Dataset items:
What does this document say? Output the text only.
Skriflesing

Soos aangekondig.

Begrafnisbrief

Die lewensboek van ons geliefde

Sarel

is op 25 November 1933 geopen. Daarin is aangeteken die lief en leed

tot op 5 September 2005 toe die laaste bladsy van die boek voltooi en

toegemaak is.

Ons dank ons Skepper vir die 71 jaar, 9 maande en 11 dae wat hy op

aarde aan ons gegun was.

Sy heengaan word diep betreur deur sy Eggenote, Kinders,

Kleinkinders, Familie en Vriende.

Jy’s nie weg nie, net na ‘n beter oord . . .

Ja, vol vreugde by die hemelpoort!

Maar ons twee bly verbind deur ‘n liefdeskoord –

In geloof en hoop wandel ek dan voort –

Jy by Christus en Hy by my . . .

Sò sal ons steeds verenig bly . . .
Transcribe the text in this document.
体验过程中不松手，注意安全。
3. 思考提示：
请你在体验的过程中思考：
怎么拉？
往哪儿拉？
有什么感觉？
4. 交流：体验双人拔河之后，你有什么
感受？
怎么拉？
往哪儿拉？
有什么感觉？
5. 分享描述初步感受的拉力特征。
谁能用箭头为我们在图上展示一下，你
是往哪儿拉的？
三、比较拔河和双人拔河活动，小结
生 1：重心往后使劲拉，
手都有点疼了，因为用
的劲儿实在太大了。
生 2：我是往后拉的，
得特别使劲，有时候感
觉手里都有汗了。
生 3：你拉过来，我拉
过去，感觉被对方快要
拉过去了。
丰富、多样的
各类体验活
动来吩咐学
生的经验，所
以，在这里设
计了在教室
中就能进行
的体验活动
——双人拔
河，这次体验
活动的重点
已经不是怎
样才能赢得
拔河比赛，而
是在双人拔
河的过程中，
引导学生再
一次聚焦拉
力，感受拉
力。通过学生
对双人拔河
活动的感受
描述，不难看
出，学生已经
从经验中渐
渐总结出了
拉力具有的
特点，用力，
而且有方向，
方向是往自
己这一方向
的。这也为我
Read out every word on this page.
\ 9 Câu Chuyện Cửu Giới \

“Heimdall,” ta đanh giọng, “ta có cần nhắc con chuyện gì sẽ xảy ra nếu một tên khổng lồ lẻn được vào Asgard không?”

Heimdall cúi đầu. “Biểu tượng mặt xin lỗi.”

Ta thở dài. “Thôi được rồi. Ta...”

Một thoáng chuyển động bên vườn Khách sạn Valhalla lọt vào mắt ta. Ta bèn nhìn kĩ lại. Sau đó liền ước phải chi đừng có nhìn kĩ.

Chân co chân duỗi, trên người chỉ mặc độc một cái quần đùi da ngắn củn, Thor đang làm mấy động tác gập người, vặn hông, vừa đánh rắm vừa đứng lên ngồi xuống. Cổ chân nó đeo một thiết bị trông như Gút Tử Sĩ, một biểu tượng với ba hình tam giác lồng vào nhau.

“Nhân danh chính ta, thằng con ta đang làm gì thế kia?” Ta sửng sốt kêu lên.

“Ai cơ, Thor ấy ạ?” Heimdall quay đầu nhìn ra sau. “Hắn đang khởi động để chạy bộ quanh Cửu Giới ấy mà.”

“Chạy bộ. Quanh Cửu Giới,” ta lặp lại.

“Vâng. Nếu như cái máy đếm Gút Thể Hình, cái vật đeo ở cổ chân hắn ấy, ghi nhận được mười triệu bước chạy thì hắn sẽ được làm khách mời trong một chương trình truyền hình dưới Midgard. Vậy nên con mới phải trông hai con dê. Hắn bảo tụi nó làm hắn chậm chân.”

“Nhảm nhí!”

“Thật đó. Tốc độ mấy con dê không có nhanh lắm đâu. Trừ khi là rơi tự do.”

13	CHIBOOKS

What to produce
Would you copy out each line exactly as written?

Answer to this problem
What does this document say? Output the text only.
Skriflesing

Soos aangekondig.

Begrafnisbrief

Die lewensboek van ons geliefde

Sarel

is op 25 November 1933 geopen. Daarin is aangeteken die lief en leed

tot op 5 September 2005 toe die laaste bladsy van die boek voltooi en

toegemaak is.

Ons dank ons Skepper vir die 71 jaar, 9 maande en 11 dae wat hy op

aarde aan ons gegun was.

Sy heengaan word diep betreur deur sy Eggenote, Kinders,

Kleinkinders, Familie en Vriende.

Jy’s nie weg nie, net na ‘n beter oord . . .

Ja, vol vreugde by die hemelpoort!

Maar ons twee bly verbind deur ‘n liefdeskoord –

In geloof en hoop wandel ek dan voort –

Jy by Christus en Hy by my . . .

Sò sal ons steeds verenig bly . . .
Transcribe the text in this document.
体验过程中不松手，注意安全。
3. 思考提示：
请你在体验的过程中思考：
怎么拉？
往哪儿拉？
有什么感觉？
4. 交流：体验双人拔河之后，你有什么
感受？
怎么拉？
往哪儿拉？
有什么感觉？
5. 分享描述初步感受的拉力特征。
谁能用箭头为我们在图上展示一下，你
是往哪儿拉的？
三、比较拔河和双人拔河活动，小结
生 1：重心往后使劲拉，
手都有点疼了，因为用
的劲儿实在太大了。
生 2：我是往后拉的，
得特别使劲，有时候感
觉手里都有汗了。
生 3：你拉过来，我拉
过去，感觉被对方快要
拉过去了。
丰富、多样的
各类体验活
动来吩咐学
生的经验，所
以，在这里设
计了在教室
中就能进行
的体验活动
——双人拔
河，这次体验
活动的重点
已经不是怎
样才能赢得
拔河比赛，而
是在双人拔
河的过程中，
引导学生再
一次聚焦拉
力，感受拉
力。通过学生
对双人拔河
活动的感受
描述，不难看
出，学生已经
从经验中渐
渐总结出了
拉力具有的
特点，用力，
而且有方向，
方向是往自
己这一方向
的。这也为我
Read out every word on this page.
\ 9 Câu Chuyện Cửu Giới \

“Heimdall,” ta đanh giọng, “ta có cần nhắc con chuyện gì sẽ xảy ra nếu một tên khổng lồ lẻn được vào Asgard không?”

Heimdall cúi đầu. “Biểu tượng mặt xin lỗi.”

Ta thở dài. “Thôi được rồi. Ta...”

Một thoáng chuyển động bên vườn Khách sạn Valhalla lọt vào mắt ta. Ta bèn nhìn kĩ lại. Sau đó liền ước phải chi đừng có nhìn kĩ.

Chân co chân duỗi, trên người chỉ mặc độc một cái quần đùi da ngắn củn, Thor đang làm mấy động tác gập người, vặn hông, vừa đánh rắm vừa đứng lên ngồi xuống. Cổ chân nó đeo một thiết bị trông như Gút Tử Sĩ, một biểu tượng với ba hình tam giác lồng vào nhau.

“Nhân danh chính ta, thằng con ta đang làm gì thế kia?” Ta sửng sốt kêu lên.

“Ai cơ, Thor ấy ạ?” Heimdall quay đầu nhìn ra sau. “Hắn đang khởi động để chạy bộ quanh Cửu Giới ấy mà.”

“Chạy bộ. Quanh Cửu Giới,” ta lặp lại.

“Vâng. Nếu như cái máy đếm Gút Thể Hình, cái vật đeo ở cổ chân hắn ấy, ghi nhận được mười triệu bước chạy thì hắn sẽ được làm khách mời trong một chương trình truyền hình dưới Midgard. Vậy nên con mới phải trông hai con dê. Hắn bảo tụi nó làm hắn chậm chân.”

“Nhảm nhí!”

“Thật đó. Tốc độ mấy con dê không có nhanh lắm đâu. Trừ khi là rơi tự do.”

13	CHIBOOKS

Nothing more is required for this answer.